* [Challenge] Lines holding the string "right" are the ones to copy; find them all in the data.

Start of Material to process

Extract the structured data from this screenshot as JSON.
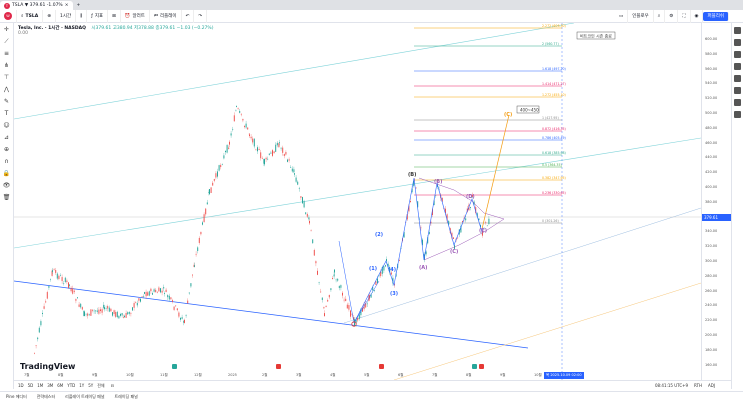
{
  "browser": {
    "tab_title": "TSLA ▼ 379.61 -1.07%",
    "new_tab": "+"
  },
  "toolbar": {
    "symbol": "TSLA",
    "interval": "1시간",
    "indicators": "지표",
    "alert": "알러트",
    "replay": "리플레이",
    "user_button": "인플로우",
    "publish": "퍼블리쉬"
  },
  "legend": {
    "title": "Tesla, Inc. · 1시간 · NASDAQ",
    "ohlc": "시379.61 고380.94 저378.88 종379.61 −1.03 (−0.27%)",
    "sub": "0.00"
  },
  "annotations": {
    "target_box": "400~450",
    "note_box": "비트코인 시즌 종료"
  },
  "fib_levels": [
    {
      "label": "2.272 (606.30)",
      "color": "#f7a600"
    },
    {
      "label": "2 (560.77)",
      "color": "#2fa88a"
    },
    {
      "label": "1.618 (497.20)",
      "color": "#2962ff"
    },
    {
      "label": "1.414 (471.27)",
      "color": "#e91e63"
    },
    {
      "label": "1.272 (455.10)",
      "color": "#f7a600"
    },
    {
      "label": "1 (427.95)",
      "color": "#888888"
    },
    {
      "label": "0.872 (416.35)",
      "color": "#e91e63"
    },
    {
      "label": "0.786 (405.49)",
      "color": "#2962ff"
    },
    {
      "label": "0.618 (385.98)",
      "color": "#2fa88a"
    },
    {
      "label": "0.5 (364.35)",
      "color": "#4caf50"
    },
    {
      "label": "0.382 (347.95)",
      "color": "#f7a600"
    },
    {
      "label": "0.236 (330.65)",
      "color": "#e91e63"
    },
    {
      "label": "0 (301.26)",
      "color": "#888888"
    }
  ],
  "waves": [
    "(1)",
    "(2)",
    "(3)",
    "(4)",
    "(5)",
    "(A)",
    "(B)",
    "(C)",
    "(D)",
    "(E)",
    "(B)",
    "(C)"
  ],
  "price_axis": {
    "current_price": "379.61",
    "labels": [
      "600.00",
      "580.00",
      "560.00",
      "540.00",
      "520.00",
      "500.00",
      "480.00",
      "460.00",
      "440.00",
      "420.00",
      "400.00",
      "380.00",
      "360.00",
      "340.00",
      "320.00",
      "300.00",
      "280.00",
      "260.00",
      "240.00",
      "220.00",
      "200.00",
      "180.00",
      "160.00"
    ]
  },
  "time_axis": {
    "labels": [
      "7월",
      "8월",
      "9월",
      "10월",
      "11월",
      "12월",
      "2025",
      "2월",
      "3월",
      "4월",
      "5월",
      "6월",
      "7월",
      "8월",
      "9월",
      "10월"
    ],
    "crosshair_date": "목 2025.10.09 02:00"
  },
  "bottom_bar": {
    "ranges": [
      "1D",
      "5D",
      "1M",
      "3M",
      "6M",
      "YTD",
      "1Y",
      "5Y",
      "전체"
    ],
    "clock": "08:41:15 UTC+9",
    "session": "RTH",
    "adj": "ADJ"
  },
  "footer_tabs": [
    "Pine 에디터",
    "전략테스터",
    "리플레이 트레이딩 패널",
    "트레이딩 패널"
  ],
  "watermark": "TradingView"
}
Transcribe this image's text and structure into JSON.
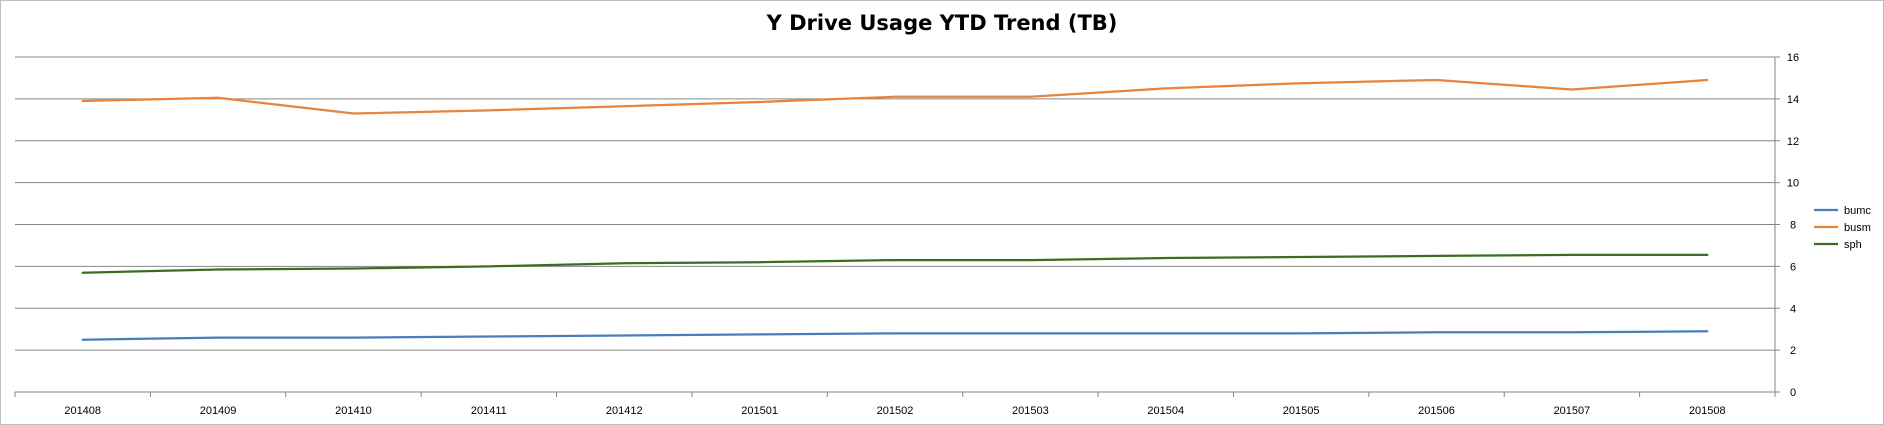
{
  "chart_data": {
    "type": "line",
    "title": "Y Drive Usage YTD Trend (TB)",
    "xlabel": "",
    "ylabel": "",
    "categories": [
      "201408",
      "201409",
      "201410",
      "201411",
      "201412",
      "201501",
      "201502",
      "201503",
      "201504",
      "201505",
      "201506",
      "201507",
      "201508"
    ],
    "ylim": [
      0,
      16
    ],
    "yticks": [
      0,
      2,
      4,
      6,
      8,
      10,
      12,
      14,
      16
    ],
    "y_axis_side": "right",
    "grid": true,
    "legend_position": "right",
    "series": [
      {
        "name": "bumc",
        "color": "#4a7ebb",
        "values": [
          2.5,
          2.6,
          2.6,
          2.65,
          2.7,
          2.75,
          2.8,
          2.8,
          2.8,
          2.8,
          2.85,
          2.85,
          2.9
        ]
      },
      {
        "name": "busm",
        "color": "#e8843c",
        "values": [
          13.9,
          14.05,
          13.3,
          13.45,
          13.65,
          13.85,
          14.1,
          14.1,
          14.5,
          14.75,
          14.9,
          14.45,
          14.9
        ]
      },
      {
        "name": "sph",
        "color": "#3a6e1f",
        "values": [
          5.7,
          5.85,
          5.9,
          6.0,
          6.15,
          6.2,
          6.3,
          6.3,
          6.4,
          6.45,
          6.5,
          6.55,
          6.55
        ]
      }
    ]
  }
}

End of Material to process
Start of Material to process

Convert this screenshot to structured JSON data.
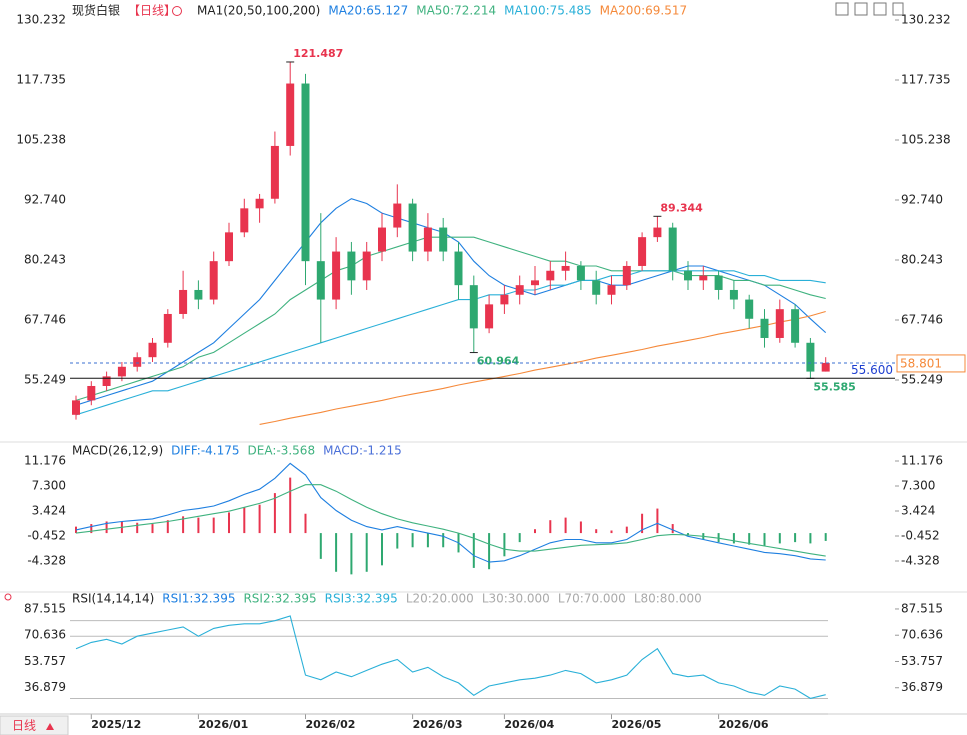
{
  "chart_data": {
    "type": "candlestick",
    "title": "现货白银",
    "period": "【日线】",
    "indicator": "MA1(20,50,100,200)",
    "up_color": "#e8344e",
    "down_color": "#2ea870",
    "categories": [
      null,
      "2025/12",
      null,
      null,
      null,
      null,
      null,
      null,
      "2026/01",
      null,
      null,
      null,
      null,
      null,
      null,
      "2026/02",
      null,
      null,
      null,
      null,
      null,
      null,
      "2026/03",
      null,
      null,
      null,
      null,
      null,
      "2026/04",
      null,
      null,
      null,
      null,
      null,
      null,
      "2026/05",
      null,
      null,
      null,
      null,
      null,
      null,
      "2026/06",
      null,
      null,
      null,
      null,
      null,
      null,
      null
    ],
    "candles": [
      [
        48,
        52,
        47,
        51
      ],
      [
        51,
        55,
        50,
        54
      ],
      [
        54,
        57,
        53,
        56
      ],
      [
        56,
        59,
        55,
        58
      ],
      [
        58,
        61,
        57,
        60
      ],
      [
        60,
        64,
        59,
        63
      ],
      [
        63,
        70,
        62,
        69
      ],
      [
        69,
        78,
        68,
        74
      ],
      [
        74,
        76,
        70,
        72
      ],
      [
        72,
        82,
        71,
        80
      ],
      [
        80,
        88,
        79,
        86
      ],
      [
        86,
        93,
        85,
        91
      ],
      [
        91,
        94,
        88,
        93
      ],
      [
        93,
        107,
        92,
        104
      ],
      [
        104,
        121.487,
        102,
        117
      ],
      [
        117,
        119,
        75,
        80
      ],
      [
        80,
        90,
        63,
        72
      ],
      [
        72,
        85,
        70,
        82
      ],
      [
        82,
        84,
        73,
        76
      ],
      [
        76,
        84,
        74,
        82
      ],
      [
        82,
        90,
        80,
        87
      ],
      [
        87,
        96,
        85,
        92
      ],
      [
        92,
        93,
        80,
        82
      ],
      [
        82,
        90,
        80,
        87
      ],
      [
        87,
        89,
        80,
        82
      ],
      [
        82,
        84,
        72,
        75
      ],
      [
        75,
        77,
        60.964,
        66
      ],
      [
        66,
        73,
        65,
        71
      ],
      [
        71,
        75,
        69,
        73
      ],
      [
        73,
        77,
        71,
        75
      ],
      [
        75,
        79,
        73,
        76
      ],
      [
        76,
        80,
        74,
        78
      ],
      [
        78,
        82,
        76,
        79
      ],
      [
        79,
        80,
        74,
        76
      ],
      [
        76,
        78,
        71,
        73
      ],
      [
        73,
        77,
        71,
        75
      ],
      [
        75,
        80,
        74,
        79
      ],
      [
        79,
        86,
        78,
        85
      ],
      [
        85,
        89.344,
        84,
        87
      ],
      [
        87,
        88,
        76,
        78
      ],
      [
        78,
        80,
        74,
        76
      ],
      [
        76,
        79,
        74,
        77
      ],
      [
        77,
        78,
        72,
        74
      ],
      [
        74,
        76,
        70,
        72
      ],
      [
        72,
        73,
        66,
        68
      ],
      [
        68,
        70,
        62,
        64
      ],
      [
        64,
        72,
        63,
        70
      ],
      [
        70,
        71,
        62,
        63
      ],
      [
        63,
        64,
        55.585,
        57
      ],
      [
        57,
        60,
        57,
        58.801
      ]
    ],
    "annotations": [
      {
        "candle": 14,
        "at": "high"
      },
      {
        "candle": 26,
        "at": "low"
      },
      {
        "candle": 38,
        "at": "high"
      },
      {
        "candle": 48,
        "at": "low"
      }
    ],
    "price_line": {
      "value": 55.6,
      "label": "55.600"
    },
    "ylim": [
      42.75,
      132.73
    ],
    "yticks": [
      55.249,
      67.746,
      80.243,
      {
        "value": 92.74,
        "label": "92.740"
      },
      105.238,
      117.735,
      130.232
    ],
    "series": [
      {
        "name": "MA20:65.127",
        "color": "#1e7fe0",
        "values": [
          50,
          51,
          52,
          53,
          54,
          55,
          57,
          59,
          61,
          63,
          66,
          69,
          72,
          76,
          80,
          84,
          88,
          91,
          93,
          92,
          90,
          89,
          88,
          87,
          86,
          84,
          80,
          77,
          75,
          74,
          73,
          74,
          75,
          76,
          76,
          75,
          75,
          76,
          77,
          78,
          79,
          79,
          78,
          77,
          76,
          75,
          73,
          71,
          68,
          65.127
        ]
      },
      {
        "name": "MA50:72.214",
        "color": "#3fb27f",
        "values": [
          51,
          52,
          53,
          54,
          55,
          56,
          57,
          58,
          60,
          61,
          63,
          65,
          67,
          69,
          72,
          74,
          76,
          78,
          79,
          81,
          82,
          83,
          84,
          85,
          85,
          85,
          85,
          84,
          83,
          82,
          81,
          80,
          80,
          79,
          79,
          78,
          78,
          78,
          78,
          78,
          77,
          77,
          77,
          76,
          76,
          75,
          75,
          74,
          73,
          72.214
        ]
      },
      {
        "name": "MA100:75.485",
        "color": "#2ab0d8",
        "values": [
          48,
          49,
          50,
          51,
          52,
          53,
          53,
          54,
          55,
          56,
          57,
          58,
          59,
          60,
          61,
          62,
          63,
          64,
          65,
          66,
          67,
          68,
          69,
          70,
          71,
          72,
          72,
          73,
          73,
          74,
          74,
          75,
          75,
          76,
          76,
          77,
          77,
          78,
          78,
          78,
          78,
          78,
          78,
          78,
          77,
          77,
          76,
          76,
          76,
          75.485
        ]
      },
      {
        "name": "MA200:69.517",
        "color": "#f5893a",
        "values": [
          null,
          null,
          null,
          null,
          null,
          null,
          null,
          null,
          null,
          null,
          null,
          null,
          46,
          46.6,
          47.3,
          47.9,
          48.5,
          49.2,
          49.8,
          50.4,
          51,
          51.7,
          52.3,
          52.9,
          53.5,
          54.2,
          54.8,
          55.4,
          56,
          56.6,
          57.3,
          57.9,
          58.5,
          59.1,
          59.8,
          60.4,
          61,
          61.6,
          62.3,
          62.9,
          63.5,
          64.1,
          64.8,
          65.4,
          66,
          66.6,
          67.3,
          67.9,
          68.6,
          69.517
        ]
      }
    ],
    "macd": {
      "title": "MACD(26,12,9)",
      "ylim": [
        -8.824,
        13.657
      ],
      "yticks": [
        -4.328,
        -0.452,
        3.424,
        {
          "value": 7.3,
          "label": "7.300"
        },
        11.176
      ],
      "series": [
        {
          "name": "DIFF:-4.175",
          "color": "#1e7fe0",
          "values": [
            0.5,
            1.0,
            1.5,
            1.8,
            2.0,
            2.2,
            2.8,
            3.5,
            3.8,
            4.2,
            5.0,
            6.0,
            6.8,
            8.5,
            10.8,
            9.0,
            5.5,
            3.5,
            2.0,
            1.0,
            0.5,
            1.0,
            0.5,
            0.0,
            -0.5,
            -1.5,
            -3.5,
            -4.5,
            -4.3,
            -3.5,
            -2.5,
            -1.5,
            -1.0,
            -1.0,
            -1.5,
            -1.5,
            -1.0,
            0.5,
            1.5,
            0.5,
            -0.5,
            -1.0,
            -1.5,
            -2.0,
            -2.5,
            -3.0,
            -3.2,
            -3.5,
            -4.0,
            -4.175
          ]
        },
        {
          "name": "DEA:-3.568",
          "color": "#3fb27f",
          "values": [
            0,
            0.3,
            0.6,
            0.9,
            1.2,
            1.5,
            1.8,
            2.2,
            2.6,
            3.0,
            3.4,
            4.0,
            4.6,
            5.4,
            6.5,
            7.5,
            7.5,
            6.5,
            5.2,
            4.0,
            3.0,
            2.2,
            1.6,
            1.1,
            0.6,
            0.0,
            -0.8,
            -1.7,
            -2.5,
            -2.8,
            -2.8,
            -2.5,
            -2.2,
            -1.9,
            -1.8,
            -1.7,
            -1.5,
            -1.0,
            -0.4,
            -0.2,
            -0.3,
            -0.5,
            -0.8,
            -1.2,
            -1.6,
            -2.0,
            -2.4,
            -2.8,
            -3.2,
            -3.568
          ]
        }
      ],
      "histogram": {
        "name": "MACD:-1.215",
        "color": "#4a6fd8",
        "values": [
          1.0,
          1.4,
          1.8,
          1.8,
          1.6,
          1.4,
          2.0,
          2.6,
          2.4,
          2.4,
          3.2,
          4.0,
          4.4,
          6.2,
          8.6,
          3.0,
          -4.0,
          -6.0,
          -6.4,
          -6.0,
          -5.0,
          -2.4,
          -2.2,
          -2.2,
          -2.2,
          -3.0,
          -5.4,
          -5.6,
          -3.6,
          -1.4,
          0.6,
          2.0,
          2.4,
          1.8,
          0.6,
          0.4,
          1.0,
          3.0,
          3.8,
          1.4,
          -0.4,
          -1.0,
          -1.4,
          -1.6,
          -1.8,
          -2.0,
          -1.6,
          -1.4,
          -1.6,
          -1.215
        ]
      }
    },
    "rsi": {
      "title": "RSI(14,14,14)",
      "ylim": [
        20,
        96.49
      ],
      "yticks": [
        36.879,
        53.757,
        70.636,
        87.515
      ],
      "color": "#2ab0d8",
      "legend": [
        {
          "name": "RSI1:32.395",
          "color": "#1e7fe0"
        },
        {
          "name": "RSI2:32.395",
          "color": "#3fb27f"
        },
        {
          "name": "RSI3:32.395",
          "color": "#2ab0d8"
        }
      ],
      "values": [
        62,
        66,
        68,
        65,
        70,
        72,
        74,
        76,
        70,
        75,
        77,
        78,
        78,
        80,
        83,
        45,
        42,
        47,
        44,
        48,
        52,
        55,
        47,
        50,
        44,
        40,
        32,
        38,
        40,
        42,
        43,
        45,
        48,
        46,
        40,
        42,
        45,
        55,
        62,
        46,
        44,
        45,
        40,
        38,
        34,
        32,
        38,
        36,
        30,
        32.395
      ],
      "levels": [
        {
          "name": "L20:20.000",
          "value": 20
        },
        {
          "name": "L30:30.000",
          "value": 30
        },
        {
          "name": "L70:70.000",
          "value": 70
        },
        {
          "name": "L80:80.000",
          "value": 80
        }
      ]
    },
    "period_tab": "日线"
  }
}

End of Material to process

* [Exercise response]
    "y_axis_side": "right",
    "legend_position": "right",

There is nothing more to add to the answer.